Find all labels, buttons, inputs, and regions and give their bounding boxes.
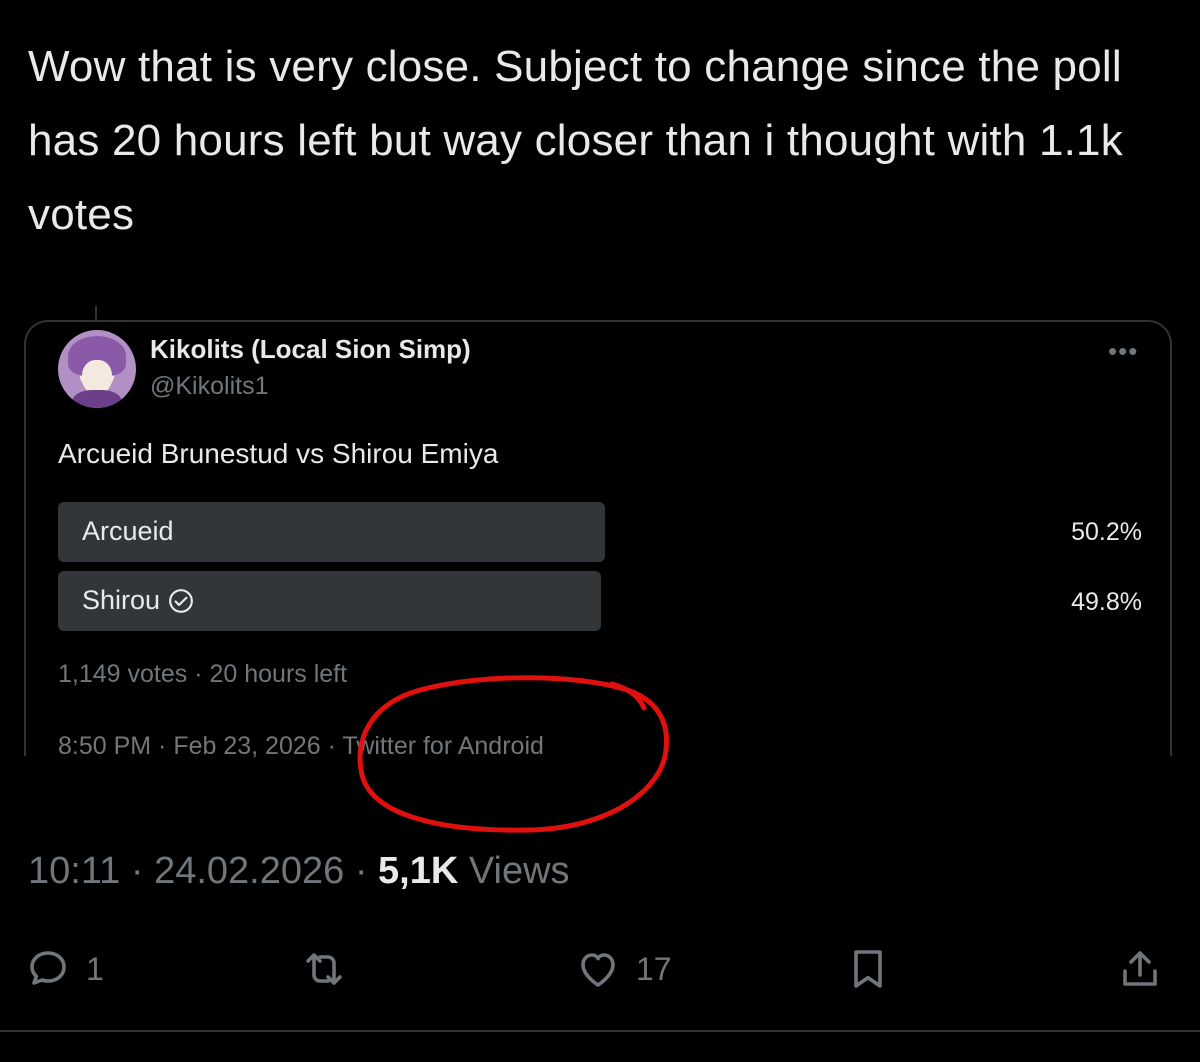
- heart-icon: [581, 953, 615, 987]
- retweet-button[interactable]: [300, 945, 362, 993]
- share-icon: [1123, 951, 1157, 986]
- reply-icon: [30, 951, 66, 985]
- tweet-date[interactable]: 24.02.2026: [154, 850, 344, 892]
- share-button[interactable]: [1116, 945, 1164, 993]
- meta-separator: ·: [354, 850, 368, 892]
- meta-separator: ·: [130, 850, 144, 892]
- quoted-handle[interactable]: @Kikolits1: [150, 372, 268, 401]
- action-bar: 1 17: [0, 945, 1200, 1001]
- poll-option-arcueid: Arcueid: [82, 516, 174, 547]
- bookmark-button[interactable]: [844, 945, 892, 993]
- views-count[interactable]: 5,1K: [378, 850, 458, 892]
- poll-option-label: Arcueid: [82, 516, 174, 546]
- like-count: 17: [636, 950, 672, 987]
- poll-option-label: Shirou: [82, 585, 161, 615]
- red-annotation-circle: [357, 675, 669, 833]
- poll-percent-shirou: 49.8%: [1071, 588, 1142, 616]
- like-button[interactable]: 17: [574, 945, 672, 993]
- tweet-text: Wow that is very close. Subject to chang…: [28, 42, 1123, 239]
- reply-count: 1: [86, 950, 104, 987]
- tweet-time[interactable]: 10:11: [28, 850, 120, 892]
- views-label: Views: [468, 850, 570, 892]
- reply-button[interactable]: 1: [24, 945, 104, 993]
- poll-option-shirou: Shirou: [82, 585, 194, 616]
- poll-question: Arcueid Brunestud vs Shirou Emiya: [58, 438, 499, 469]
- check-circle-icon: [169, 588, 193, 613]
- thread-tick: [95, 306, 97, 320]
- more-dots-icon[interactable]: •••: [1108, 336, 1138, 367]
- poll-percent-arcueid: 50.2%: [1071, 518, 1142, 546]
- poll-votes-meta: 1,149 votes · 20 hours left: [58, 660, 348, 688]
- retweet-icon: [306, 953, 342, 985]
- divider: [0, 1030, 1200, 1032]
- avatar[interactable]: [58, 330, 136, 408]
- tweet-meta: 10:11 · 24.02.2026 · 5,1K Views: [28, 850, 570, 893]
- quoted-display-name[interactable]: Kikolits (Local Sion Simp): [150, 334, 471, 365]
- bookmark-icon: [854, 950, 882, 988]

Challenge: Can you locate every line in the material above that contains the string "retweet" and copy each of those lines in full?

Correct result:
- retweet-button[interactable]: [300, 945, 362, 993]
- retweet-icon: [306, 953, 342, 985]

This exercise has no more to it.